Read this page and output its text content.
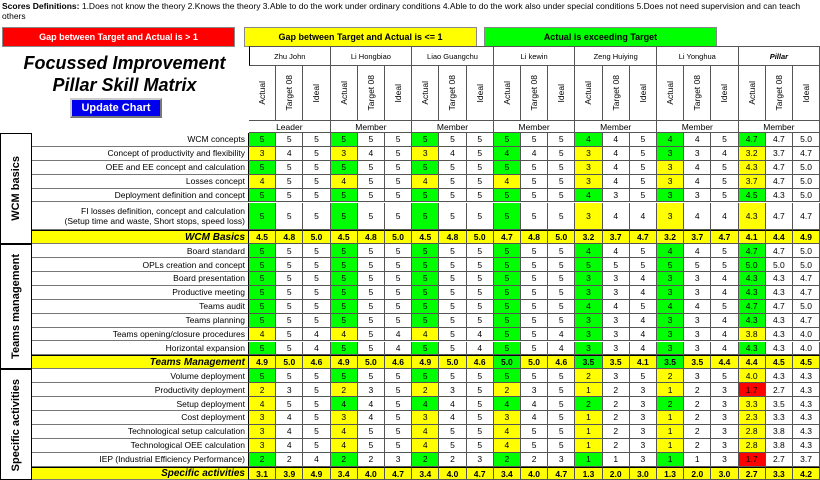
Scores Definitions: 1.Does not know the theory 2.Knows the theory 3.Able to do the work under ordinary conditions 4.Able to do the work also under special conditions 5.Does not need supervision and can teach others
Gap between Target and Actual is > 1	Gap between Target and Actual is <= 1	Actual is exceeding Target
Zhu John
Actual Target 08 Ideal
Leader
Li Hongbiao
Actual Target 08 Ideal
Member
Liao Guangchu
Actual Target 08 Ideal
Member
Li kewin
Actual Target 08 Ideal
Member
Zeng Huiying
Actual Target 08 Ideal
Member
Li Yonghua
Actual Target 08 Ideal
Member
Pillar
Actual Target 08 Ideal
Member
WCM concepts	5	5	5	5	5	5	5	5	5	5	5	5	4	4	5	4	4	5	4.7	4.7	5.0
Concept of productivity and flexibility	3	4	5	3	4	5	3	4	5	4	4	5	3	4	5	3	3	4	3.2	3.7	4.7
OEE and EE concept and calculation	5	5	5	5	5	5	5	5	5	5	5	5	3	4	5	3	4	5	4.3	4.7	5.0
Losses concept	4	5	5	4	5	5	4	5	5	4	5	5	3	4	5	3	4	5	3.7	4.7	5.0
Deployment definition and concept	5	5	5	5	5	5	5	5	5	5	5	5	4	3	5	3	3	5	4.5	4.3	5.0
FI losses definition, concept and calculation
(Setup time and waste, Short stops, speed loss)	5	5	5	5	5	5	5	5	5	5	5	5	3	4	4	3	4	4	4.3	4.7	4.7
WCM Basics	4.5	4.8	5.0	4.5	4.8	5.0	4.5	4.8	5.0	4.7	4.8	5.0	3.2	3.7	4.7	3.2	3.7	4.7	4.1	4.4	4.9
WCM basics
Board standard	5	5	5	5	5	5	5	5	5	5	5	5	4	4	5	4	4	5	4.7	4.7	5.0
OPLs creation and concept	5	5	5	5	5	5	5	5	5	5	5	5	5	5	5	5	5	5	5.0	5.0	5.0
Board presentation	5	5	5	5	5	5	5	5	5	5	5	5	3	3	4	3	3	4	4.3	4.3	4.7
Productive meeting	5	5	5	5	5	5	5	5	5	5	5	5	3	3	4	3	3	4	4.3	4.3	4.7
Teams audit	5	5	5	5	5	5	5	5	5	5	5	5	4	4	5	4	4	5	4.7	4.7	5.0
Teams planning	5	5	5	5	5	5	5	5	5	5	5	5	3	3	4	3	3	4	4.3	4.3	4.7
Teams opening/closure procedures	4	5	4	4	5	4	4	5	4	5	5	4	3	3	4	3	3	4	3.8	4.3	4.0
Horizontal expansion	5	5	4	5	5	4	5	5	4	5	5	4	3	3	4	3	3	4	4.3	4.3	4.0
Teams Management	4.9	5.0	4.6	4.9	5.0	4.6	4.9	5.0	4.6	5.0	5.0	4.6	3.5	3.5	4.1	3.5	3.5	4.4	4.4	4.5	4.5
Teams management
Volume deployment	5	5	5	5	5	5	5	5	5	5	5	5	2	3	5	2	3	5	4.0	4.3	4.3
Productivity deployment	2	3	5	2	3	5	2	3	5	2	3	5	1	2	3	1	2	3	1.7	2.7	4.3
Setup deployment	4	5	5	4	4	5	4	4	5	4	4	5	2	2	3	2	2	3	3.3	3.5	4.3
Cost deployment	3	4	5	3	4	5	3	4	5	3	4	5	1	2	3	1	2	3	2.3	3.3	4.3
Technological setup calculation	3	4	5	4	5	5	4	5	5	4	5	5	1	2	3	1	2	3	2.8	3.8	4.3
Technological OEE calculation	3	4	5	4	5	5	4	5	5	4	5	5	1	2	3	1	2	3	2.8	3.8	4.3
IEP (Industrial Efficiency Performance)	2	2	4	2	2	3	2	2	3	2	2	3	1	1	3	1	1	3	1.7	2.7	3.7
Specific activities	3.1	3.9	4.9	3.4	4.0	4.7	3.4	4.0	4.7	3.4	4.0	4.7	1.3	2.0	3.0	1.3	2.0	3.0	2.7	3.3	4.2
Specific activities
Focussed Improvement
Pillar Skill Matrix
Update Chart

→ AIM
Every line of the listing that holds "activities" should be found and copied.

→ TASK OUTPUT
Specific activities	3.1	3.9	4.9	3.4	4.0	4.7	3.4	4.0	4.7	3.4	4.0	4.7	1.3	2.0	3.0	1.3	2.0	3.0	2.7	3.3	4.2
Specific activities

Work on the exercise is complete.